Items:
● ● ● ●
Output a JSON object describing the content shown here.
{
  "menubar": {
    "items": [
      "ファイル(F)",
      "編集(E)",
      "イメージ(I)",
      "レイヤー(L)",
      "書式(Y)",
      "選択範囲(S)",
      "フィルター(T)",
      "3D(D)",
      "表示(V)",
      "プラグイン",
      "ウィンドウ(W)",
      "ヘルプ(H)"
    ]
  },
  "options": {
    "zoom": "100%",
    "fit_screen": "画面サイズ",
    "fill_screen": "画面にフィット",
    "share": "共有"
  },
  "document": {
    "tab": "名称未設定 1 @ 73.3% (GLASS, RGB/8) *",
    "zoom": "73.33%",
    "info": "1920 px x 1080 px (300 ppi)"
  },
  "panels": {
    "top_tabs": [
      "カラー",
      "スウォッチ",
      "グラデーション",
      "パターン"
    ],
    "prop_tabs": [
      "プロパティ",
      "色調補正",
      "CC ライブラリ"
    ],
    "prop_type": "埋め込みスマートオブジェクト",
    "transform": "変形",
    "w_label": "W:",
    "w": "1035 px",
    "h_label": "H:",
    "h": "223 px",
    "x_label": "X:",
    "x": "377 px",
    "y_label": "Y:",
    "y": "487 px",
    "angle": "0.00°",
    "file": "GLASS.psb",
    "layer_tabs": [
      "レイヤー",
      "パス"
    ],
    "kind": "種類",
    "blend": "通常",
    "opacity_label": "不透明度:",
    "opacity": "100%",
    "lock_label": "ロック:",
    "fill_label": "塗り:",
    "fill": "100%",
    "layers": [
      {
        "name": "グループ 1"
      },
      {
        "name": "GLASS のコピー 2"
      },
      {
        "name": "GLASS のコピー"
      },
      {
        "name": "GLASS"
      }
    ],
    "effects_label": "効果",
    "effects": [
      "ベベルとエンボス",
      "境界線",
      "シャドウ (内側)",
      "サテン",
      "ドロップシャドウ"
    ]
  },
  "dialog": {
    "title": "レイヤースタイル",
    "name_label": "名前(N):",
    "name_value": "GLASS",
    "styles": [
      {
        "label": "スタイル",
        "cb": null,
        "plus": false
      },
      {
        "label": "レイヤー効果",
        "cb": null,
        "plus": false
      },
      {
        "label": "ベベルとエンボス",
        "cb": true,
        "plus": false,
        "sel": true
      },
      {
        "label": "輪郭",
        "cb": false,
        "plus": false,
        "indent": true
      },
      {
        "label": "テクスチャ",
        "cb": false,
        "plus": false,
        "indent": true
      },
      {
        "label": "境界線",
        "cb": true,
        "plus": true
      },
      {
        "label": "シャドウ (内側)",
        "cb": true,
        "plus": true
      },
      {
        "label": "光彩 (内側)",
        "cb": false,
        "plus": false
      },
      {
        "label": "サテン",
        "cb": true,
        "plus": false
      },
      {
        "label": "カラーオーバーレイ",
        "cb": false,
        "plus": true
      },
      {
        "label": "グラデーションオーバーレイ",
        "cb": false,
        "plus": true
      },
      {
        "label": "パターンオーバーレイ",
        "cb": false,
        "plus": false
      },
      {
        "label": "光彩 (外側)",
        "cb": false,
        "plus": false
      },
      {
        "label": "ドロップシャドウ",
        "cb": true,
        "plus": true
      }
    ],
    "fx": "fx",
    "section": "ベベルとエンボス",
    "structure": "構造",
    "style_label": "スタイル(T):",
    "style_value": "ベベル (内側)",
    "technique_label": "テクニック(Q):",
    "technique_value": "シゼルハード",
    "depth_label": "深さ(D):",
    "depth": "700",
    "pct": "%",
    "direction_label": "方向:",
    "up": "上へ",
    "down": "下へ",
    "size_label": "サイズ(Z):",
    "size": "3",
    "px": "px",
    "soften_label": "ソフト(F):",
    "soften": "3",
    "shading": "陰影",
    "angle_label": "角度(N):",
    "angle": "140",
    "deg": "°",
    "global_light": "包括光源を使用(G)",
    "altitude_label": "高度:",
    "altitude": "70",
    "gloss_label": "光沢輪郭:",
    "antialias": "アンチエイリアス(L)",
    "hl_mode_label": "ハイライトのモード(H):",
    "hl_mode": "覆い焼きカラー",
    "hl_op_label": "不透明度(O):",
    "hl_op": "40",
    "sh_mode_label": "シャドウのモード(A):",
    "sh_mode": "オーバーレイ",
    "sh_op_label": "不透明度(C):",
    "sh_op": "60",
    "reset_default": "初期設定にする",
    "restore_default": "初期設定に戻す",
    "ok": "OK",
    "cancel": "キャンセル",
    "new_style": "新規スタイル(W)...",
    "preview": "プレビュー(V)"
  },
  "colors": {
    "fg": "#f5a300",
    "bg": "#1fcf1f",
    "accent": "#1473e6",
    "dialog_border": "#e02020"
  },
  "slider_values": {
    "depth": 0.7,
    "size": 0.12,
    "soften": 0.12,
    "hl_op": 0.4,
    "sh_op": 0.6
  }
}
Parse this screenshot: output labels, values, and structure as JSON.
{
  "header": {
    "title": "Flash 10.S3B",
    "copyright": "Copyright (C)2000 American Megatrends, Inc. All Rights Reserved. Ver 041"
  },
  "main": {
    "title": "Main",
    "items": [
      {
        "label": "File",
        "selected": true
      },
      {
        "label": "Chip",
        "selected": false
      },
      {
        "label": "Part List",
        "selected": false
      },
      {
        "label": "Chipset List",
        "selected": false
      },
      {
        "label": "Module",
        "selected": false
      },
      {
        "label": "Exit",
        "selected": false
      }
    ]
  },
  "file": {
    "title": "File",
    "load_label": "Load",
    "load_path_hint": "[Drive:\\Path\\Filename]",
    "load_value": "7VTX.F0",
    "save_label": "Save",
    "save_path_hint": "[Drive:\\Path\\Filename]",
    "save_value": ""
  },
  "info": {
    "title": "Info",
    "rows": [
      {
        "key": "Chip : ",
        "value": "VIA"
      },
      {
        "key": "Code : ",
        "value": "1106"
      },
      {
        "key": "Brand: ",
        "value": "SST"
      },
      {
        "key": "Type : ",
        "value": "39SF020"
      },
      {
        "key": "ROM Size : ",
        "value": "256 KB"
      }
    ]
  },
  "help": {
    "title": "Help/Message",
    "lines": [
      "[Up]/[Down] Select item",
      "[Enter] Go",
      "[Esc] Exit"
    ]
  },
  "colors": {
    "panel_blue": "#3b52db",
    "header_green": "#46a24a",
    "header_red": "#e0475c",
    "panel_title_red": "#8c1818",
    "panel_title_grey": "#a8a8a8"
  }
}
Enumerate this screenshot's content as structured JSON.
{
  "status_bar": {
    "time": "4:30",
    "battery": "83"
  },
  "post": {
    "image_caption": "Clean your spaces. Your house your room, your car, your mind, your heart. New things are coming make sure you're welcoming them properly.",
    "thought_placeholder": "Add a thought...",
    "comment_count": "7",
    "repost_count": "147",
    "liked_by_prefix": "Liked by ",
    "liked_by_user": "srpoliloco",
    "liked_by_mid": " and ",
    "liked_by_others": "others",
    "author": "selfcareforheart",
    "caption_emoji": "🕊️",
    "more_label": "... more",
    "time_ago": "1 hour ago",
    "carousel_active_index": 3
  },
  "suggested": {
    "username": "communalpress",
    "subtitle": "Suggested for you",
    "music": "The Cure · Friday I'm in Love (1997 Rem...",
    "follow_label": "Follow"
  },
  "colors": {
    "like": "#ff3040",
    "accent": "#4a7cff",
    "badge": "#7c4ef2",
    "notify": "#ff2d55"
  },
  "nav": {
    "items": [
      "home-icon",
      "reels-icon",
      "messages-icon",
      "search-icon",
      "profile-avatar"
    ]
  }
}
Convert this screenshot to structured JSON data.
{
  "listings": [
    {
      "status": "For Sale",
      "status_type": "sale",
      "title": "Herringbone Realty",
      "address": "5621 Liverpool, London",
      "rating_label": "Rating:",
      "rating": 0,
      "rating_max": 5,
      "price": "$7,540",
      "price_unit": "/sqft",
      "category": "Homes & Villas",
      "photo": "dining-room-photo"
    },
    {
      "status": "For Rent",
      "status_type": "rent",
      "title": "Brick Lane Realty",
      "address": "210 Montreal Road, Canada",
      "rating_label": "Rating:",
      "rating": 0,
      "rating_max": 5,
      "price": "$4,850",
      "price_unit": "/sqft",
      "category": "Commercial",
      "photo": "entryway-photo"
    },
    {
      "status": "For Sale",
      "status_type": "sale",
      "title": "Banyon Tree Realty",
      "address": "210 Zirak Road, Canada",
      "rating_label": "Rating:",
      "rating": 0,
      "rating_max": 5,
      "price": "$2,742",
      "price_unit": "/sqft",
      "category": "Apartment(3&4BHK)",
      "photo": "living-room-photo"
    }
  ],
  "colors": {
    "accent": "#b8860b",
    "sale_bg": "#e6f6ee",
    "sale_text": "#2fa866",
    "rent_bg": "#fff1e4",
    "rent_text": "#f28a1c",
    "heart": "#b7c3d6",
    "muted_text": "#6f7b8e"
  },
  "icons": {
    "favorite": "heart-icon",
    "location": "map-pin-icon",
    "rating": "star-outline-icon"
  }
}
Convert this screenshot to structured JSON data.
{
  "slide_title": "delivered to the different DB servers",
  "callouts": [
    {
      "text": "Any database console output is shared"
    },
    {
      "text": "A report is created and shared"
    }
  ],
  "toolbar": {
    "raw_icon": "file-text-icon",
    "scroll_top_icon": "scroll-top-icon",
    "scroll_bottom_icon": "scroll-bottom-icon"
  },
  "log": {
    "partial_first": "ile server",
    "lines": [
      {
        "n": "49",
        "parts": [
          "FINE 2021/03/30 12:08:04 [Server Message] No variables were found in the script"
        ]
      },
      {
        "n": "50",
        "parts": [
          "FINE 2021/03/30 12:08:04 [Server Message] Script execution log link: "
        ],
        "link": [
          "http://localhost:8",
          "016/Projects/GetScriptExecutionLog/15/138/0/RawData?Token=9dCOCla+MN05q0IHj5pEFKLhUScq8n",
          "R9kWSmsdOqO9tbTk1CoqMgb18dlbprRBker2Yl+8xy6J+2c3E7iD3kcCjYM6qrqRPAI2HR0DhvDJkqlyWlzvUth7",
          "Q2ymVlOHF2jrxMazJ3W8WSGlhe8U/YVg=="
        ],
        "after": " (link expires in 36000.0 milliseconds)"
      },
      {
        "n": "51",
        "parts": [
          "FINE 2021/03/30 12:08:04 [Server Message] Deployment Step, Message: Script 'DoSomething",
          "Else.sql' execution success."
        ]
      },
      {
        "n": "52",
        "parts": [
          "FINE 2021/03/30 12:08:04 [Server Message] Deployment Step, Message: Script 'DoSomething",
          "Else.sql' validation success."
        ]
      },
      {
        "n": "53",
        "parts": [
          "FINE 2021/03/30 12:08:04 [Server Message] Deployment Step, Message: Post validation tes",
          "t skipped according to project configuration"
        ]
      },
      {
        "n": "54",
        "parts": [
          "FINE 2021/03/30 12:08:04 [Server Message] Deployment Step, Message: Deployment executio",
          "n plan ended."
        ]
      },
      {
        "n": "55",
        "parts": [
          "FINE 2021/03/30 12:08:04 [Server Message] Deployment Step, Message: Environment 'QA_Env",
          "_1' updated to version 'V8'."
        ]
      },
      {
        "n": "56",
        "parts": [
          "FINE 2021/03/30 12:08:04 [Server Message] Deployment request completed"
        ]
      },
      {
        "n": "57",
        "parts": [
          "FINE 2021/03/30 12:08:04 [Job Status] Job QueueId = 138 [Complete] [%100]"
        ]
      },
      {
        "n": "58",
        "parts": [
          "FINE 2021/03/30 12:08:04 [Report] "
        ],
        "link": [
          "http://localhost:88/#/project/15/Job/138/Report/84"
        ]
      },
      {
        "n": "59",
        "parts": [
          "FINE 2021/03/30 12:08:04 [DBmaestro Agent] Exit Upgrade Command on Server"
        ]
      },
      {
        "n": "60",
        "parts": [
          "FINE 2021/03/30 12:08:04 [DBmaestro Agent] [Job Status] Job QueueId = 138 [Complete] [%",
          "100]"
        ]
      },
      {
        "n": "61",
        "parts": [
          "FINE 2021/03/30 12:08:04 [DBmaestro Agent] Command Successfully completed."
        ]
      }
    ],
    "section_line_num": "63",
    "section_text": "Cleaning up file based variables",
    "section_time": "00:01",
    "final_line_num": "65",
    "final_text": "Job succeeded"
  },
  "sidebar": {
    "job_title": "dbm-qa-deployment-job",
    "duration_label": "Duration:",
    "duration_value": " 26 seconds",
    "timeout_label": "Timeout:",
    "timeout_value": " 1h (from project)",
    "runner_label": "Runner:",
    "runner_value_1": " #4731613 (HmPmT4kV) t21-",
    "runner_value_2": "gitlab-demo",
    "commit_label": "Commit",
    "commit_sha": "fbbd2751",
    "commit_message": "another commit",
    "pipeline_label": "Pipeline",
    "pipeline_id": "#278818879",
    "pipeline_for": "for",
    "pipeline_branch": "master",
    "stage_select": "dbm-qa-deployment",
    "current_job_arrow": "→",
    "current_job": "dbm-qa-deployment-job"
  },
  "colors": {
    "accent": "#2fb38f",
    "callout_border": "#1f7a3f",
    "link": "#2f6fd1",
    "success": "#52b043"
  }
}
● ● ● ●
Where a line in the entries holds the word "Canada", copy that line.

      "address": "210 Montreal Road, Canada",
      "address": "210 Zirak Road, Canada",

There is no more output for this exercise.